**** Supplied material ****

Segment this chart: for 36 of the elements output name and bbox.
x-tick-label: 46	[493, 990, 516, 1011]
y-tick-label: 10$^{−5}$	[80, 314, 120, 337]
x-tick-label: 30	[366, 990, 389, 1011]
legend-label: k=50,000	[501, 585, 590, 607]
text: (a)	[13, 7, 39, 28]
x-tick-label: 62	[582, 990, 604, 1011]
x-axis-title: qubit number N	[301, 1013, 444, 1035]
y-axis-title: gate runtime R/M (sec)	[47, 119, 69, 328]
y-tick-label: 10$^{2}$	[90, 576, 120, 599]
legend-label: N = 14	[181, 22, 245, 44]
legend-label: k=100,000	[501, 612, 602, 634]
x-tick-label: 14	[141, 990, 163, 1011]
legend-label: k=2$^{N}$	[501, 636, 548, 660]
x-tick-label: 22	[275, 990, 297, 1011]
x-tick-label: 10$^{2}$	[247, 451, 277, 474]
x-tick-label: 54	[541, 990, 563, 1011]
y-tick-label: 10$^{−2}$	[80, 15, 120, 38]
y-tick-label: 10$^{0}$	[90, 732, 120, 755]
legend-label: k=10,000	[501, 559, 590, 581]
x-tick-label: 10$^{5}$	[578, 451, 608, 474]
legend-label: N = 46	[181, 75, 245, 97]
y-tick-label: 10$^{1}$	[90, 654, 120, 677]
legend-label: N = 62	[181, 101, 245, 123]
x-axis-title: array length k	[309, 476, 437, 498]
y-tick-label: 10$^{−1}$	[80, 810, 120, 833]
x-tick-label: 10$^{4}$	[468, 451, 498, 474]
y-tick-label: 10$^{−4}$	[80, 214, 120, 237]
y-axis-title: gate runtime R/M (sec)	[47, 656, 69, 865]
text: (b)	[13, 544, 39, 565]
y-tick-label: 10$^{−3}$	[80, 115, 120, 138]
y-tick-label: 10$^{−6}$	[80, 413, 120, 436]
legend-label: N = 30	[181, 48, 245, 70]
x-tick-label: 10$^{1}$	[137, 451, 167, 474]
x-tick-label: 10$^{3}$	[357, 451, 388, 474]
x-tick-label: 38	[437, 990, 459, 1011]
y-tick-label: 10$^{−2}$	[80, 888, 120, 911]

****

Copy the records above line for line, without changing anything.

Segment this chart: for 36 of the elements output name and bbox.
x-tick-label: 46	[493, 990, 516, 1011]
y-tick-label: 10$^{−5}$	[80, 314, 120, 337]
x-tick-label: 30	[366, 990, 389, 1011]
legend-label: k=50,000	[501, 585, 590, 607]
text: (a)	[13, 7, 39, 28]
x-tick-label: 62	[582, 990, 604, 1011]
x-axis-title: qubit number N	[301, 1013, 444, 1035]
y-axis-title: gate runtime R/M (sec)	[47, 119, 69, 328]
y-tick-label: 10$^{2}$	[90, 576, 120, 599]
legend-label: N = 14	[181, 22, 245, 44]
legend-label: k=100,000	[501, 612, 602, 634]
x-tick-label: 14	[141, 990, 163, 1011]
legend-label: k=2$^{N}$	[501, 636, 548, 660]
x-tick-label: 22	[275, 990, 297, 1011]
x-tick-label: 10$^{2}$	[247, 451, 277, 474]
x-tick-label: 54	[541, 990, 563, 1011]
y-tick-label: 10$^{−2}$	[80, 15, 120, 38]
y-tick-label: 10$^{0}$	[90, 732, 120, 755]
legend-label: k=10,000	[501, 559, 590, 581]
x-tick-label: 10$^{5}$	[578, 451, 608, 474]
legend-label: N = 46	[181, 75, 245, 97]
y-tick-label: 10$^{1}$	[90, 654, 120, 677]
legend-label: N = 62	[181, 101, 245, 123]
x-axis-title: array length k	[309, 476, 437, 498]
y-tick-label: 10$^{−1}$	[80, 810, 120, 833]
x-tick-label: 10$^{4}$	[468, 451, 498, 474]
y-tick-label: 10$^{−4}$	[80, 214, 120, 237]
y-axis-title: gate runtime R/M (sec)	[47, 656, 69, 865]
text: (b)	[13, 544, 39, 565]
y-tick-label: 10$^{−3}$	[80, 115, 120, 138]
y-tick-label: 10$^{−6}$	[80, 413, 120, 436]
legend-label: N = 30	[181, 48, 245, 70]
x-tick-label: 10$^{1}$	[137, 451, 167, 474]
x-tick-label: 10$^{3}$	[357, 451, 388, 474]
x-tick-label: 38	[437, 990, 459, 1011]
y-tick-label: 10$^{−2}$	[80, 888, 120, 911]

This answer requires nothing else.